━━━━━ DATA SUPPLIED
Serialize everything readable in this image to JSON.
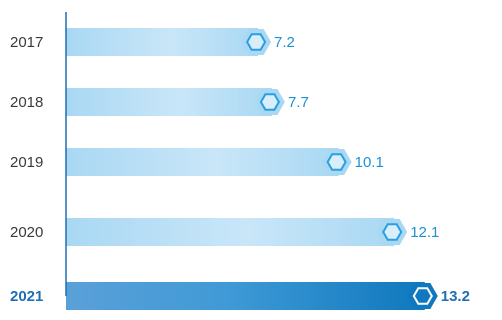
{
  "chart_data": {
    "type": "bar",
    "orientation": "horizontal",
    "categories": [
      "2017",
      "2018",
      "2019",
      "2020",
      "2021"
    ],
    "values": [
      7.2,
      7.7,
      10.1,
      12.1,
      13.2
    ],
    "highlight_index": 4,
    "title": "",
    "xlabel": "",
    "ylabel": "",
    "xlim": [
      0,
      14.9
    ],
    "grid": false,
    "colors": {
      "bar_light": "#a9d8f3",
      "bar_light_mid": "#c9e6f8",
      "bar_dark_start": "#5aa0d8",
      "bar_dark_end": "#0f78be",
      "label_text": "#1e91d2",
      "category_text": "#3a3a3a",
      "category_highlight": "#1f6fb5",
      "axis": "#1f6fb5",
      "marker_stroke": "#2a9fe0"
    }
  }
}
━━━━━━━━━━
━━━━━ DATA SUPPLIED
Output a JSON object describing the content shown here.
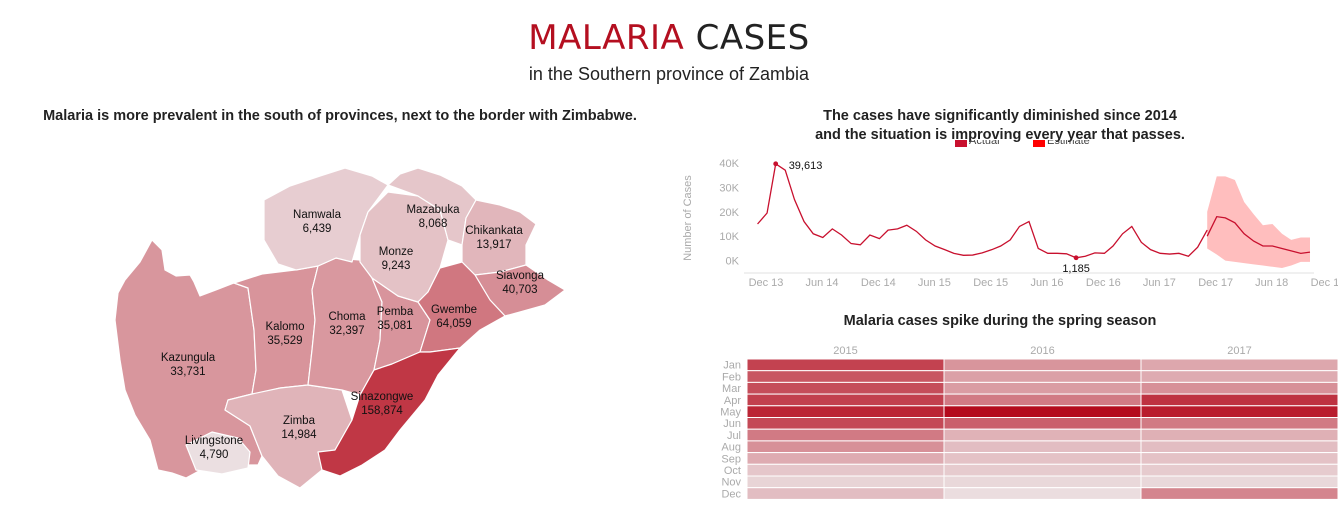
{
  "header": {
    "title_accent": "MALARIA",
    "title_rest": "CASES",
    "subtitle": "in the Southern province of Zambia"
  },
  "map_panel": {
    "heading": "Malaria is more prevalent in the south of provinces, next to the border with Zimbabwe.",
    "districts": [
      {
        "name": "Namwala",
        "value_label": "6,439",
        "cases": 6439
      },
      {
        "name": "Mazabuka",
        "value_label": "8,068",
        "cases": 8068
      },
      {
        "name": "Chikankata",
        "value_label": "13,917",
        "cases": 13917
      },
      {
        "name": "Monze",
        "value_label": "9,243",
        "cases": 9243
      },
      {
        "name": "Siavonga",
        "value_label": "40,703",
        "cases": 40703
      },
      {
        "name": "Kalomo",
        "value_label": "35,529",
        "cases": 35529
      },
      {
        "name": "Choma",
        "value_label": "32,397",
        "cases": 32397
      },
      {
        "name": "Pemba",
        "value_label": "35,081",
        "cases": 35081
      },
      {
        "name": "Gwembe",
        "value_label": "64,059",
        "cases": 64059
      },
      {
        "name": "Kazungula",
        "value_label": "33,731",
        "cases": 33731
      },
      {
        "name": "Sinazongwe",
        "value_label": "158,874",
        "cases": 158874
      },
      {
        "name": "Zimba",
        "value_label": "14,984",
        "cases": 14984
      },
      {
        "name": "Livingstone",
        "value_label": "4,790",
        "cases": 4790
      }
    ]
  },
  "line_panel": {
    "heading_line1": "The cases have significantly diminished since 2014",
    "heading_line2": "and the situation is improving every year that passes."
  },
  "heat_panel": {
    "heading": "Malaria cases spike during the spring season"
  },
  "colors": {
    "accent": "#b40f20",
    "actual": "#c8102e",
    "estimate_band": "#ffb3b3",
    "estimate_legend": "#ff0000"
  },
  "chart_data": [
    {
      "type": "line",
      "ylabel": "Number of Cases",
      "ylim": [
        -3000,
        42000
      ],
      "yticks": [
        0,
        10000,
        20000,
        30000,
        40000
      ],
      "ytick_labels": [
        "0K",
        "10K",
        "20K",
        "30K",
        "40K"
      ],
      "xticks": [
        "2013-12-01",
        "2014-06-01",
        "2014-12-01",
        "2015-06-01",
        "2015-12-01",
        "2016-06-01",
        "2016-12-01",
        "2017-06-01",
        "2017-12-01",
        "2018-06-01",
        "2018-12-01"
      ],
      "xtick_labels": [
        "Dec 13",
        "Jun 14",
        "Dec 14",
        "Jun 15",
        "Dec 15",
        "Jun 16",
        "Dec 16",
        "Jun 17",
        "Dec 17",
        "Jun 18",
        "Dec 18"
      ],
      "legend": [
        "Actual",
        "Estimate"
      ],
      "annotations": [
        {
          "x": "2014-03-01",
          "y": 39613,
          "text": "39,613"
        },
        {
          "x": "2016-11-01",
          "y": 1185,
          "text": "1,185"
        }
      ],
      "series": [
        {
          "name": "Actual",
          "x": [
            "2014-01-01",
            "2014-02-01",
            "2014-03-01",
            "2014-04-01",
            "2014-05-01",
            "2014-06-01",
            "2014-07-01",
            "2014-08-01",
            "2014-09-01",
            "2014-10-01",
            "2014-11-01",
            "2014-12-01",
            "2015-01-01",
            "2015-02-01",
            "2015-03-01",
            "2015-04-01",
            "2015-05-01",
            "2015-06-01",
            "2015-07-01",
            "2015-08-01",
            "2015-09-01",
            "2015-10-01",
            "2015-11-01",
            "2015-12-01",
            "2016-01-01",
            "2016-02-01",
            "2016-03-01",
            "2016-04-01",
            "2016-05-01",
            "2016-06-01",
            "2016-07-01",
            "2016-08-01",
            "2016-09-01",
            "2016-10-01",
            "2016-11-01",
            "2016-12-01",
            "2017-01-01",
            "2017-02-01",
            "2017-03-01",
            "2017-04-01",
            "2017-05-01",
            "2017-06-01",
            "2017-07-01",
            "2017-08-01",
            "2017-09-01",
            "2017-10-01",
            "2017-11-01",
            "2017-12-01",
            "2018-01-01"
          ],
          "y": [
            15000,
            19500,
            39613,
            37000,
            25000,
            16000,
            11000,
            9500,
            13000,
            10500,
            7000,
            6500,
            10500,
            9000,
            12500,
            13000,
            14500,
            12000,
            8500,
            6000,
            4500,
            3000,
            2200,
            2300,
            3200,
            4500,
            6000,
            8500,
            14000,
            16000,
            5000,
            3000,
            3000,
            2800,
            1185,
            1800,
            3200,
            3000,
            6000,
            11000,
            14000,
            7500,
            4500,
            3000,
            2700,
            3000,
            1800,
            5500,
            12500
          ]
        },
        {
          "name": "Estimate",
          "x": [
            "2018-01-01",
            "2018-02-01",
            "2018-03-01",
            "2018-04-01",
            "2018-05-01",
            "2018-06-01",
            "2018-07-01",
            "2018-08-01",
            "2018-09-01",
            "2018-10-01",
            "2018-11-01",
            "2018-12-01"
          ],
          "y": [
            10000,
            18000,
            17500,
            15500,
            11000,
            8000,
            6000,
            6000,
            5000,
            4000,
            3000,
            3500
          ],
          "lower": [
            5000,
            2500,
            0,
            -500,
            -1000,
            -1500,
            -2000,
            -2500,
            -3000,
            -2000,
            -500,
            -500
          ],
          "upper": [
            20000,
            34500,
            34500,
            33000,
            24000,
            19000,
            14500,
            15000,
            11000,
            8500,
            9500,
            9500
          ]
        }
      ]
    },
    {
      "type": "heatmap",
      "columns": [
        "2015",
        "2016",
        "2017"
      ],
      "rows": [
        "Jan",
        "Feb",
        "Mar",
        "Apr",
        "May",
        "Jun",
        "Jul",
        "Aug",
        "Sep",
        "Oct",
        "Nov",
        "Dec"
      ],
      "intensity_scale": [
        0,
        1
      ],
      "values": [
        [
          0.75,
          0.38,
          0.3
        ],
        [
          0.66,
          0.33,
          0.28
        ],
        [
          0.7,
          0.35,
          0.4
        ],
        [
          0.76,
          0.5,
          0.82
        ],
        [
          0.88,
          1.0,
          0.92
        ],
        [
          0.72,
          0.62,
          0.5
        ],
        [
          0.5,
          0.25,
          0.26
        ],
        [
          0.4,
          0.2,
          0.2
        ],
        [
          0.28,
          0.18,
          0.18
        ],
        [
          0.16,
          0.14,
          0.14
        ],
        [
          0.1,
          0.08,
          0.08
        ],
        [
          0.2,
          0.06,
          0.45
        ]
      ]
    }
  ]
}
━━━━━━━━━━
━━━━━ DATA SUPPLIED
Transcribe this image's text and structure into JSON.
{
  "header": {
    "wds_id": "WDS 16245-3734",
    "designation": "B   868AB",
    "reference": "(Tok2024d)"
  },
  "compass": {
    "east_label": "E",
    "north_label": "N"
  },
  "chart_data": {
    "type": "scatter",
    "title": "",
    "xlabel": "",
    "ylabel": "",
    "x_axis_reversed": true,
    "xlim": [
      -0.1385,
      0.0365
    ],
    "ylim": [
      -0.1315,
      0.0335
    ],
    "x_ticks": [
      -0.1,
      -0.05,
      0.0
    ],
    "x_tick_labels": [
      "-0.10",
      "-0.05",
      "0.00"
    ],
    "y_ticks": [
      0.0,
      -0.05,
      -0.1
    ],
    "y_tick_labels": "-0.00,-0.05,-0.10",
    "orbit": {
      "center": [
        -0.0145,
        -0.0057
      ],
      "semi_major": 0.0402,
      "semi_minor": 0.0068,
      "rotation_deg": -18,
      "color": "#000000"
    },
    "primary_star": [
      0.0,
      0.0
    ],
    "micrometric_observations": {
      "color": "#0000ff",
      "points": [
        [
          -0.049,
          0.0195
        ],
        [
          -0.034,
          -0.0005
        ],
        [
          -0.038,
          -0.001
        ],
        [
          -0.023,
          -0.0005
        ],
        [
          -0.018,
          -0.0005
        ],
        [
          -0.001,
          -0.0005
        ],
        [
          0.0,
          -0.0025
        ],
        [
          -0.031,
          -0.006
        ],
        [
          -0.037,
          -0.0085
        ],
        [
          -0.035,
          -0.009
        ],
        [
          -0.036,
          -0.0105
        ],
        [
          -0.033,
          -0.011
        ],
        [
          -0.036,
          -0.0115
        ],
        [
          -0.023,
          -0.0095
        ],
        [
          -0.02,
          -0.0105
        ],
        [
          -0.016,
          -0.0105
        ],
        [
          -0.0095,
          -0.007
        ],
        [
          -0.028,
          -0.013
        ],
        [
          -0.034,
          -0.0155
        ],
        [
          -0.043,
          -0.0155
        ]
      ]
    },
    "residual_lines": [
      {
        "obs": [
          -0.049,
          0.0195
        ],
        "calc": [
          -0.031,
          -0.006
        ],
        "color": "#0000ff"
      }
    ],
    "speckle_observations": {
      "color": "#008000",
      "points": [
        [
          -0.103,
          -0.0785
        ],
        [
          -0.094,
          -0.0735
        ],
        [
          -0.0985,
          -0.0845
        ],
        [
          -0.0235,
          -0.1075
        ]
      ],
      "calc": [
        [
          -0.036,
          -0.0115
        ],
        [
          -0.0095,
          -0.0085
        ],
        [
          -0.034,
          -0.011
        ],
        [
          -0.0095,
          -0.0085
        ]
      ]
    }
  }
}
━━━━━━━━━━
Only lines with the word "JSON" are wanted, so copy each one from the records.

Serialize everything readable in this image to JSON.
Output a JSON object describing the content shown here.
Transcribe this image's text and structure into JSON.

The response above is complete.